■ Exercise ■
Every record should be copied exactly, except that pictures are to be omitted.

■ Exercise data ■
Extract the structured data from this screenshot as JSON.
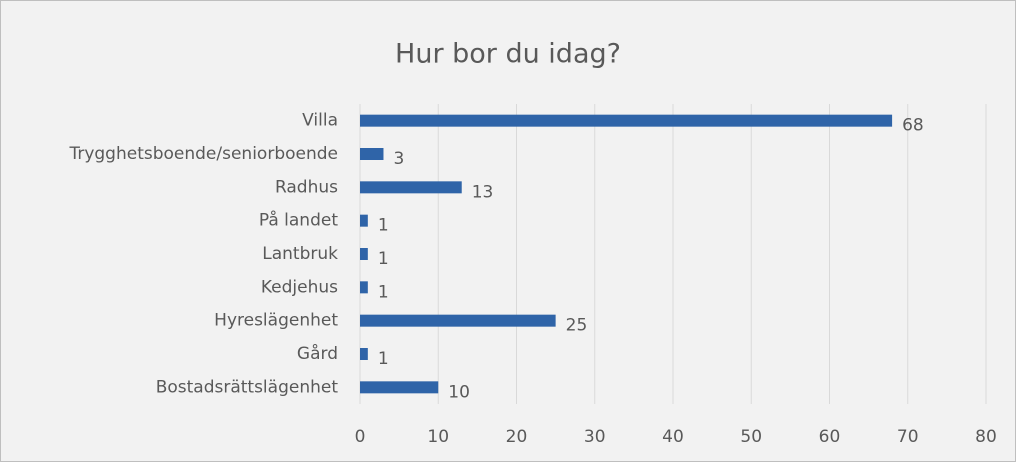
{
  "chart_data": {
    "type": "bar",
    "orientation": "horizontal",
    "title": "Hur bor du idag?",
    "categories": [
      "Villa",
      "Trygghetsboende/seniorboende",
      "Radhus",
      "På landet",
      "Lantbruk",
      "Kedjehus",
      "Hyreslägenhet",
      "Gård",
      "Bostadsrättslägenhet"
    ],
    "values": [
      68,
      3,
      13,
      1,
      1,
      1,
      25,
      1,
      10
    ],
    "color": "#2f64a8",
    "xlim": [
      0,
      80
    ],
    "xticks": [
      0,
      10,
      20,
      30,
      40,
      50,
      60,
      70,
      80
    ],
    "grid": true,
    "data_labels": true
  }
}
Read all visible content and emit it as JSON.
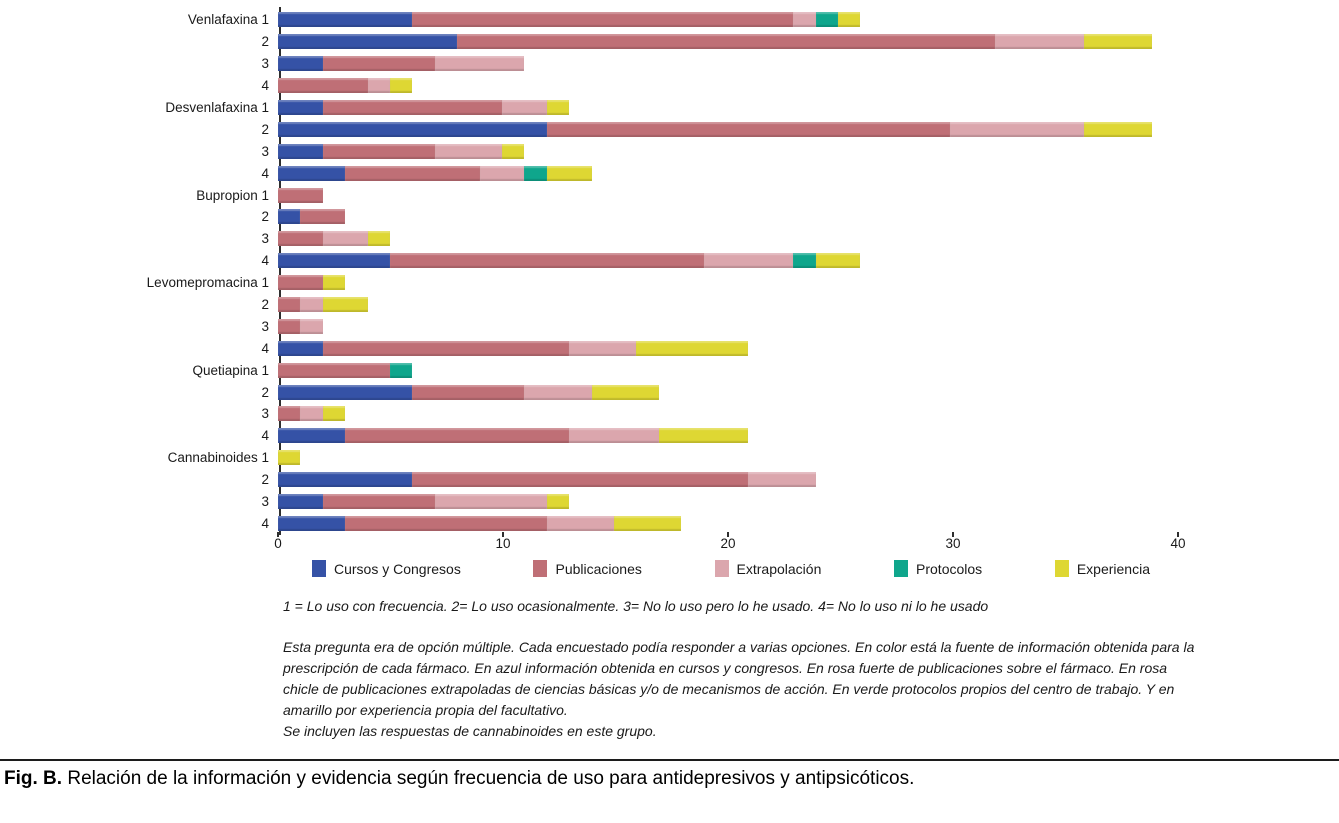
{
  "chart_data": {
    "type": "bar",
    "orientation": "horizontal",
    "stacked": true,
    "xlim": [
      0,
      40
    ],
    "x_ticks": [
      0,
      10,
      20,
      30,
      40
    ],
    "grid": false,
    "legend_position": "bottom",
    "series": [
      {
        "name": "Cursos y Congresos",
        "slug": "cursos-y-congresos",
        "color": "#3552a6"
      },
      {
        "name": "Publicaciones",
        "slug": "publicaciones",
        "color": "#bf6f76"
      },
      {
        "name": "Extrapolación",
        "slug": "extrapolacion",
        "color": "#dba6ad"
      },
      {
        "name": "Protocolos",
        "slug": "protocolos",
        "color": "#0fa68c"
      },
      {
        "name": "Experiencia",
        "slug": "experiencia",
        "color": "#ded733"
      }
    ],
    "rows": [
      {
        "label": "Venlafaxina 1",
        "values": [
          6,
          17,
          1,
          1,
          1
        ]
      },
      {
        "label": "2",
        "values": [
          8,
          24,
          4,
          0,
          3
        ]
      },
      {
        "label": "3",
        "values": [
          2,
          5,
          4,
          0,
          0
        ]
      },
      {
        "label": "4",
        "values": [
          0,
          4,
          1,
          0,
          1
        ]
      },
      {
        "label": "Desvenlafaxina 1",
        "values": [
          2,
          8,
          2,
          0,
          1
        ]
      },
      {
        "label": "2",
        "values": [
          12,
          18,
          6,
          0,
          3
        ]
      },
      {
        "label": "3",
        "values": [
          2,
          5,
          3,
          0,
          1
        ]
      },
      {
        "label": "4",
        "values": [
          3,
          6,
          2,
          1,
          2
        ]
      },
      {
        "label": "Bupropion 1",
        "values": [
          0,
          2,
          0,
          0,
          0
        ]
      },
      {
        "label": "2",
        "values": [
          1,
          2,
          0,
          0,
          0
        ]
      },
      {
        "label": "3",
        "values": [
          0,
          2,
          2,
          0,
          1
        ]
      },
      {
        "label": "4",
        "values": [
          5,
          14,
          4,
          1,
          2
        ]
      },
      {
        "label": "Levomepromacina 1",
        "values": [
          0,
          2,
          0,
          0,
          1
        ]
      },
      {
        "label": "2",
        "values": [
          0,
          1,
          1,
          0,
          2
        ]
      },
      {
        "label": "3",
        "values": [
          0,
          1,
          1,
          0,
          0
        ]
      },
      {
        "label": "4",
        "values": [
          2,
          11,
          3,
          0,
          5
        ]
      },
      {
        "label": "Quetiapina 1",
        "values": [
          0,
          5,
          0,
          1,
          0
        ]
      },
      {
        "label": "2",
        "values": [
          6,
          5,
          3,
          0,
          3
        ]
      },
      {
        "label": "3",
        "values": [
          0,
          1,
          1,
          0,
          1
        ]
      },
      {
        "label": "4",
        "values": [
          3,
          10,
          4,
          0,
          4
        ]
      },
      {
        "label": "Cannabinoides 1",
        "values": [
          0,
          0,
          0,
          0,
          1
        ]
      },
      {
        "label": "2",
        "values": [
          6,
          15,
          3,
          0,
          0
        ]
      },
      {
        "label": "3",
        "values": [
          2,
          5,
          5,
          0,
          1
        ]
      },
      {
        "label": "4",
        "values": [
          3,
          9,
          3,
          0,
          3
        ]
      }
    ]
  },
  "notes": {
    "scale": "1 = Lo uso con frecuencia. 2= Lo uso ocasionalmente. 3= No lo uso pero lo he usado. 4= No lo uso ni lo he usado",
    "description": "Esta pregunta era de opción múltiple. Cada encuestado podía responder a varias opciones. En color está la fuente de información obtenida para la prescripción de cada fármaco. En azul información obtenida en cursos y congresos. En rosa fuerte de publicaciones sobre el fármaco. En rosa chicle de publicaciones extrapoladas de ciencias básicas y/o de mecanismos de acción. En verde protocolos propios del centro de trabajo. Y en amarillo por experiencia propia del facultativo.",
    "description2": "Se incluyen las respuestas de cannabinoides en este grupo."
  },
  "caption": {
    "prefix": "Fig. B.",
    "text": " Relación de la información y evidencia según frecuencia de uso para antidepresivos y antipsicóticos."
  }
}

■ Exercise result ■
Extract the structured data from this screenshot as JSON.
{
  "chart_data": {
    "type": "bar",
    "orientation": "horizontal",
    "title": "Hur bor du idag?",
    "categories": [
      "Villa",
      "Trygghetsboende/seniorboende",
      "Radhus",
      "På landet",
      "Lantbruk",
      "Kedjehus",
      "Hyreslägenhet",
      "Gård",
      "Bostadsrättslägenhet"
    ],
    "values": [
      68,
      3,
      13,
      1,
      1,
      1,
      25,
      1,
      10
    ],
    "color": "#2f64a8",
    "xlim": [
      0,
      80
    ],
    "xticks": [
      0,
      10,
      20,
      30,
      40,
      50,
      60,
      70,
      80
    ],
    "grid": true,
    "data_labels": true
  }
}
Read all visible content and emit it as JSON.
{
  "chart_data": {
    "type": "bar",
    "orientation": "horizontal",
    "stacked": true,
    "xlim": [
      0,
      40
    ],
    "x_ticks": [
      0,
      10,
      20,
      30,
      40
    ],
    "grid": false,
    "legend_position": "bottom",
    "series": [
      {
        "name": "Cursos y Congresos",
        "slug": "cursos-y-congresos",
        "color": "#3552a6"
      },
      {
        "name": "Publicaciones",
        "slug": "publicaciones",
        "color": "#bf6f76"
      },
      {
        "name": "Extrapolación",
        "slug": "extrapolacion",
        "color": "#dba6ad"
      },
      {
        "name": "Protocolos",
        "slug": "protocolos",
        "color": "#0fa68c"
      },
      {
        "name": "Experiencia",
        "slug": "experiencia",
        "color": "#ded733"
      }
    ],
    "rows": [
      {
        "label": "Venlafaxina 1",
        "values": [
          6,
          17,
          1,
          1,
          1
        ]
      },
      {
        "label": "2",
        "values": [
          8,
          24,
          4,
          0,
          3
        ]
      },
      {
        "label": "3",
        "values": [
          2,
          5,
          4,
          0,
          0
        ]
      },
      {
        "label": "4",
        "values": [
          0,
          4,
          1,
          0,
          1
        ]
      },
      {
        "label": "Desvenlafaxina 1",
        "values": [
          2,
          8,
          2,
          0,
          1
        ]
      },
      {
        "label": "2",
        "values": [
          12,
          18,
          6,
          0,
          3
        ]
      },
      {
        "label": "3",
        "values": [
          2,
          5,
          3,
          0,
          1
        ]
      },
      {
        "label": "4",
        "values": [
          3,
          6,
          2,
          1,
          2
        ]
      },
      {
        "label": "Bupropion 1",
        "values": [
          0,
          2,
          0,
          0,
          0
        ]
      },
      {
        "label": "2",
        "values": [
          1,
          2,
          0,
          0,
          0
        ]
      },
      {
        "label": "3",
        "values": [
          0,
          2,
          2,
          0,
          1
        ]
      },
      {
        "label": "4",
        "values": [
          5,
          14,
          4,
          1,
          2
        ]
      },
      {
        "label": "Levomepromacina 1",
        "values": [
          0,
          2,
          0,
          0,
          1
        ]
      },
      {
        "label": "2",
        "values": [
          0,
          1,
          1,
          0,
          2
        ]
      },
      {
        "label": "3",
        "values": [
          0,
          1,
          1,
          0,
          0
        ]
      },
      {
        "label": "4",
        "values": [
          2,
          11,
          3,
          0,
          5
        ]
      },
      {
        "label": "Quetiapina 1",
        "values": [
          0,
          5,
          0,
          1,
          0
        ]
      },
      {
        "label": "2",
        "values": [
          6,
          5,
          3,
          0,
          3
        ]
      },
      {
        "label": "3",
        "values": [
          0,
          1,
          1,
          0,
          1
        ]
      },
      {
        "label": "4",
        "values": [
          3,
          10,
          4,
          0,
          4
        ]
      },
      {
        "label": "Cannabinoides 1",
        "values": [
          0,
          0,
          0,
          0,
          1
        ]
      },
      {
        "label": "2",
        "values": [
          6,
          15,
          3,
          0,
          0
        ]
      },
      {
        "label": "3",
        "values": [
          2,
          5,
          5,
          0,
          1
        ]
      },
      {
        "label": "4",
        "values": [
          3,
          9,
          3,
          0,
          3
        ]
      }
    ]
  },
  "notes": {
    "scale": "1 = Lo uso con frecuencia. 2= Lo uso ocasionalmente. 3= No lo uso pero lo he usado. 4= No lo uso ni lo he usado",
    "description": "Esta pregunta era de opción múltiple. Cada encuestado podía responder a varias opciones. En color está la fuente de información obtenida para la prescripción de cada fármaco. En azul información obtenida en cursos y congresos. En rosa fuerte de publicaciones sobre el fármaco. En rosa chicle de publicaciones extrapoladas de ciencias básicas y/o de mecanismos de acción. En verde protocolos propios del centro de trabajo. Y en amarillo por experiencia propia del facultativo.",
    "description2": "Se incluyen las respuestas de cannabinoides en este grupo."
  },
  "caption": {
    "prefix": "Fig. B.",
    "text": " Relación de la información y evidencia según frecuencia de uso para antidepresivos y antipsicóticos."
  }
}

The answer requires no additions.